Search the material and gather each line with "Drenching" in it.

> _Provided data_
▼
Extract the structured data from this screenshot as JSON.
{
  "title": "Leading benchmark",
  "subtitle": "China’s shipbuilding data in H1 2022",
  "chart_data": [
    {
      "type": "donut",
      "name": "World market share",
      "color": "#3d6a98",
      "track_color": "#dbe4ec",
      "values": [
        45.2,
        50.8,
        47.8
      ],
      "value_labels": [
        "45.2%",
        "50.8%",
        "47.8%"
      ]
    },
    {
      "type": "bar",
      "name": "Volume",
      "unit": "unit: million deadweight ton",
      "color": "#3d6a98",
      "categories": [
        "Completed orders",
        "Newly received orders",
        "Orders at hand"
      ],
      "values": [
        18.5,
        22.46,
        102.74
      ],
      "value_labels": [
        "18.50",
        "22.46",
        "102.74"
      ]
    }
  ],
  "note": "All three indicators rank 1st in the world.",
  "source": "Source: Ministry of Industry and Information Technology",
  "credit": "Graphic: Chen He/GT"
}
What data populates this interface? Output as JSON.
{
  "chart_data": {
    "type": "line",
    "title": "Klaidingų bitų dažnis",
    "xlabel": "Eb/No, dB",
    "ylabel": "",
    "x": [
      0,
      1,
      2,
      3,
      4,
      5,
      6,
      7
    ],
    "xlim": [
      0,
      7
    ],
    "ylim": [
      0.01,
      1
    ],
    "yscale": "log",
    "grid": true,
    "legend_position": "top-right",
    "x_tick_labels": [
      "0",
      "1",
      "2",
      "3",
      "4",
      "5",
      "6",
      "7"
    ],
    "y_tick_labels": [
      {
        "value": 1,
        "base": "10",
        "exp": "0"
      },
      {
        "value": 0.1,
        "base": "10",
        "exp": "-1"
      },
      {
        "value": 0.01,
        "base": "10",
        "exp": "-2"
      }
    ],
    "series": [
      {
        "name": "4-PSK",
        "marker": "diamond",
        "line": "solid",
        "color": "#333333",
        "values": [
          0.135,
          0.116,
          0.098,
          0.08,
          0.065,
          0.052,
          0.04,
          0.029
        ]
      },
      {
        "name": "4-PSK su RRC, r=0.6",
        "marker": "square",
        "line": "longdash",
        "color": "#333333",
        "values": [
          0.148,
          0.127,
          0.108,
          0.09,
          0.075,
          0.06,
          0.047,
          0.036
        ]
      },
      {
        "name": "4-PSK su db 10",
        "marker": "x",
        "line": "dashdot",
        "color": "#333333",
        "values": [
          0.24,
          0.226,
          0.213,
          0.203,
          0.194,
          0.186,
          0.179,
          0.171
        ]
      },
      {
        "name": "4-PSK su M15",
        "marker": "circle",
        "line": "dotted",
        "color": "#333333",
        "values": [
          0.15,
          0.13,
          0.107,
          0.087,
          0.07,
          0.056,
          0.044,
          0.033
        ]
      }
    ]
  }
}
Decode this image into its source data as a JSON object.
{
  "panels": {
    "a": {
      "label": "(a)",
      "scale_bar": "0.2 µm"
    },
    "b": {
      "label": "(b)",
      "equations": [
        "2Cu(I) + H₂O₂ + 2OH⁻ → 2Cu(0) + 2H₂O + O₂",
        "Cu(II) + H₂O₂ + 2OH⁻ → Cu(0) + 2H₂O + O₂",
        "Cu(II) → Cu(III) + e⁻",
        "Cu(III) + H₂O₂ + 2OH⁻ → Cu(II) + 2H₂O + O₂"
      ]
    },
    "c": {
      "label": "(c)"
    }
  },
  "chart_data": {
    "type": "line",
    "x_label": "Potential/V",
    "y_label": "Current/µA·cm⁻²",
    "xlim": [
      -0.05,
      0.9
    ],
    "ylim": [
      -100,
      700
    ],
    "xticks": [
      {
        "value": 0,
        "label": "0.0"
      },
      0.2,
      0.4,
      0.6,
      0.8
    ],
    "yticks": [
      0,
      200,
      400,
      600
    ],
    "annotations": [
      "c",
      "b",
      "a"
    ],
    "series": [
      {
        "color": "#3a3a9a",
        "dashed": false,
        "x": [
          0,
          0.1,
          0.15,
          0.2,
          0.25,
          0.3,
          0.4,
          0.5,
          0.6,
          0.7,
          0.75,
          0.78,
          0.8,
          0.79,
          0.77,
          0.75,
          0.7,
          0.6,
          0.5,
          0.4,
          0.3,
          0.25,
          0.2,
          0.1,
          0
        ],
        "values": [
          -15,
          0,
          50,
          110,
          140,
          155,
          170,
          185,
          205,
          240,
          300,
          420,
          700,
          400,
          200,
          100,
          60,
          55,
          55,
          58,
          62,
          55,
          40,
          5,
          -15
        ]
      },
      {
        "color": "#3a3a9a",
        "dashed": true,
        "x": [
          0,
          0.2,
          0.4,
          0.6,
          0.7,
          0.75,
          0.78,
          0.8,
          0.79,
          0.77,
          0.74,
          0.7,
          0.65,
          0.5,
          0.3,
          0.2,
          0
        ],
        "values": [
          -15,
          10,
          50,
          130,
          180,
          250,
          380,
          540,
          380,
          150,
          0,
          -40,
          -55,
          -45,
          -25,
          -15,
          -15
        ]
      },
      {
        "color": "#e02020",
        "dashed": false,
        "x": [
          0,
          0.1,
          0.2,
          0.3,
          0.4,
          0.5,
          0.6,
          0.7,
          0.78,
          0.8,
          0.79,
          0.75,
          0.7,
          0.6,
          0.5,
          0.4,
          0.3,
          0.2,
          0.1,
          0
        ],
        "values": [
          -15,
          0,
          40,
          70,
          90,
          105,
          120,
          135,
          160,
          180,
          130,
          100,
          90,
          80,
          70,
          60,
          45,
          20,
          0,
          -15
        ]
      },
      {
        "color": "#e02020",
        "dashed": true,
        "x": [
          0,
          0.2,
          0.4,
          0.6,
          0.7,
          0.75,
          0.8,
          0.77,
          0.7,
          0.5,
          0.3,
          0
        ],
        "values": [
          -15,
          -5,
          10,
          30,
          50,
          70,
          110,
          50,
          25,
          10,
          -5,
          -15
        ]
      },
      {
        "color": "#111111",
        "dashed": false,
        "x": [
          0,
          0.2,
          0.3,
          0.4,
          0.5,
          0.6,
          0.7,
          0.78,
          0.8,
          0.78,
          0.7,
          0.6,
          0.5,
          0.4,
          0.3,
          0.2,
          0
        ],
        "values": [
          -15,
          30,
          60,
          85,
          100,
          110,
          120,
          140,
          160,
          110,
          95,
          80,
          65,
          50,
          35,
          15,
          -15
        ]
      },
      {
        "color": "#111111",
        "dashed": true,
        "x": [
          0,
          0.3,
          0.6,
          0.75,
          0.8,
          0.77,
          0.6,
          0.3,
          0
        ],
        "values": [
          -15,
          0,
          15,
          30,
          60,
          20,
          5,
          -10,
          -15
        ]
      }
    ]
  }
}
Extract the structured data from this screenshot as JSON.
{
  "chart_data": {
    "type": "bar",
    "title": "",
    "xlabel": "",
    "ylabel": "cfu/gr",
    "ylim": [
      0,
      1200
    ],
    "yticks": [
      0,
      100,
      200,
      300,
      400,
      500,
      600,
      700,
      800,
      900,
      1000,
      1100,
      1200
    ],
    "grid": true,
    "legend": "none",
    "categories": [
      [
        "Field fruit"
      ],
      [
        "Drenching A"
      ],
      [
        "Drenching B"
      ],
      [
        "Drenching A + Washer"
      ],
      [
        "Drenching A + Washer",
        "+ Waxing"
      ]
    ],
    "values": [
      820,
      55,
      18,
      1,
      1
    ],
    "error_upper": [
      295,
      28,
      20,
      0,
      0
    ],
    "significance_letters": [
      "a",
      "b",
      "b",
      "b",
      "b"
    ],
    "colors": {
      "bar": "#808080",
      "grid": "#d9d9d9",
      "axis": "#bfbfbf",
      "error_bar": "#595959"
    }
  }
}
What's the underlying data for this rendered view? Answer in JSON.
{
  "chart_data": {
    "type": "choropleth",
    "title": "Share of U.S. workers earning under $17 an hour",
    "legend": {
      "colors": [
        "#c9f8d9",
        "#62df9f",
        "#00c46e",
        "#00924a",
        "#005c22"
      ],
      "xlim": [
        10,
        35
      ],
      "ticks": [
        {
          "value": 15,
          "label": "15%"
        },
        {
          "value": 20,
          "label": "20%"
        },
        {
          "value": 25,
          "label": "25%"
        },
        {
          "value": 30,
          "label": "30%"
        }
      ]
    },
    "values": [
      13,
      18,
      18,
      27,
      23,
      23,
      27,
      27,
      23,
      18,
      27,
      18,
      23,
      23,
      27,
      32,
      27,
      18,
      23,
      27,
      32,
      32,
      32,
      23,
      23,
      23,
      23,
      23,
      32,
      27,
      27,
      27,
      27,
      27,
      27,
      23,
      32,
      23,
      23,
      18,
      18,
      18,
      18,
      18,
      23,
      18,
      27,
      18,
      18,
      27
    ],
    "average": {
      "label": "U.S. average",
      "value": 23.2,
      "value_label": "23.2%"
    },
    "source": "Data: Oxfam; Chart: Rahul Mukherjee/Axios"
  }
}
▲
> _Answer below_
        "Drenching A"
        "Drenching B"
        "Drenching A + Washer"
        "Drenching A + Washer",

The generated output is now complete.